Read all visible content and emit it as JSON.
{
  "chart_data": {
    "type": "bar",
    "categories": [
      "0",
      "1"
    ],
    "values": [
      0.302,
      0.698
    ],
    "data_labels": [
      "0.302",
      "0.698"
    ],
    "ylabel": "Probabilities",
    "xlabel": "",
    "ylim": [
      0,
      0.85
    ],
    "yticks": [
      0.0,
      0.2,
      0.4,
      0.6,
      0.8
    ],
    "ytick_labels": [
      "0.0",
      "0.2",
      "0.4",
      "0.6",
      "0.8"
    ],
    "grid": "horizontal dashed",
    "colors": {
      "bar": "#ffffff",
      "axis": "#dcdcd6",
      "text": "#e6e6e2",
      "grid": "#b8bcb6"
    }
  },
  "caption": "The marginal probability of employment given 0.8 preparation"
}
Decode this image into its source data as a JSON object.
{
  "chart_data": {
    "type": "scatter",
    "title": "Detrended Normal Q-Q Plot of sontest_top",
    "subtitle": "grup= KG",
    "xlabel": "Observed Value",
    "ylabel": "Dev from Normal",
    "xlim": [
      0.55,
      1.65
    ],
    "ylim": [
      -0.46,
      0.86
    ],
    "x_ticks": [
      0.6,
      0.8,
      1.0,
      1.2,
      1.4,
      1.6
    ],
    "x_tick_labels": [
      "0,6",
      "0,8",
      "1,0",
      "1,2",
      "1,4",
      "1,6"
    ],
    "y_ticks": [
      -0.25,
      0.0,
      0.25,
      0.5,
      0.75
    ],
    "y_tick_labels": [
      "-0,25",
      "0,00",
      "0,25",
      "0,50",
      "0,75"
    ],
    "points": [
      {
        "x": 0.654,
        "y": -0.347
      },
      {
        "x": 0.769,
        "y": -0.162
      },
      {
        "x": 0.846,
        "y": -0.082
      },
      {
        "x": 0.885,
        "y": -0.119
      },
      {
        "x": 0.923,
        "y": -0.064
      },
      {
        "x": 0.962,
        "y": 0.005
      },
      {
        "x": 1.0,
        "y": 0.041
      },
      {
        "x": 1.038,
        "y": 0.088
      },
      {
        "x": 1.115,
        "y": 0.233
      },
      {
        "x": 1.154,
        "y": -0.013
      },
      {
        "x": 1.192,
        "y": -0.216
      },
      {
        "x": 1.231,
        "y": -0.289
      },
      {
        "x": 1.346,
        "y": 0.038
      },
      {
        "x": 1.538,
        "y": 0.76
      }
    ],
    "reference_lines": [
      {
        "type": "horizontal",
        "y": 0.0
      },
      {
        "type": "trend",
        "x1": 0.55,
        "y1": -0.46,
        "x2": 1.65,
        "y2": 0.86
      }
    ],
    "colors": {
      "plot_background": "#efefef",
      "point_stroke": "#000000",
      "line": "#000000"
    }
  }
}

**********

» What you need to do
Set down the entries above again, word for word.

» Final result
Read all visible content and emit it as JSON.
{
  "chart_data": {
    "type": "bar",
    "categories": [
      "0",
      "1"
    ],
    "values": [
      0.302,
      0.698
    ],
    "data_labels": [
      "0.302",
      "0.698"
    ],
    "ylabel": "Probabilities",
    "xlabel": "",
    "ylim": [
      0,
      0.85
    ],
    "yticks": [
      0.0,
      0.2,
      0.4,
      0.6,
      0.8
    ],
    "ytick_labels": [
      "0.0",
      "0.2",
      "0.4",
      "0.6",
      "0.8"
    ],
    "grid": "horizontal dashed",
    "colors": {
      "bar": "#ffffff",
      "axis": "#dcdcd6",
      "text": "#e6e6e2",
      "grid": "#b8bcb6"
    }
  },
  "caption": "The marginal probability of employment given 0.8 preparation"
}
Decode this image into its source data as a JSON object.
{
  "chart_data": {
    "type": "scatter",
    "title": "Detrended Normal Q-Q Plot of sontest_top",
    "subtitle": "grup= KG",
    "xlabel": "Observed Value",
    "ylabel": "Dev from Normal",
    "xlim": [
      0.55,
      1.65
    ],
    "ylim": [
      -0.46,
      0.86
    ],
    "x_ticks": [
      0.6,
      0.8,
      1.0,
      1.2,
      1.4,
      1.6
    ],
    "x_tick_labels": [
      "0,6",
      "0,8",
      "1,0",
      "1,2",
      "1,4",
      "1,6"
    ],
    "y_ticks": [
      -0.25,
      0.0,
      0.25,
      0.5,
      0.75
    ],
    "y_tick_labels": [
      "-0,25",
      "0,00",
      "0,25",
      "0,50",
      "0,75"
    ],
    "points": [
      {
        "x": 0.654,
        "y": -0.347
      },
      {
        "x": 0.769,
        "y": -0.162
      },
      {
        "x": 0.846,
        "y": -0.082
      },
      {
        "x": 0.885,
        "y": -0.119
      },
      {
        "x": 0.923,
        "y": -0.064
      },
      {
        "x": 0.962,
        "y": 0.005
      },
      {
        "x": 1.0,
        "y": 0.041
      },
      {
        "x": 1.038,
        "y": 0.088
      },
      {
        "x": 1.115,
        "y": 0.233
      },
      {
        "x": 1.154,
        "y": -0.013
      },
      {
        "x": 1.192,
        "y": -0.216
      },
      {
        "x": 1.231,
        "y": -0.289
      },
      {
        "x": 1.346,
        "y": 0.038
      },
      {
        "x": 1.538,
        "y": 0.76
      }
    ],
    "reference_lines": [
      {
        "type": "horizontal",
        "y": 0.0
      },
      {
        "type": "trend",
        "x1": 0.55,
        "y1": -0.46,
        "x2": 1.65,
        "y2": 0.86
      }
    ],
    "colors": {
      "plot_background": "#efefef",
      "point_stroke": "#000000",
      "line": "#000000"
    }
  }
}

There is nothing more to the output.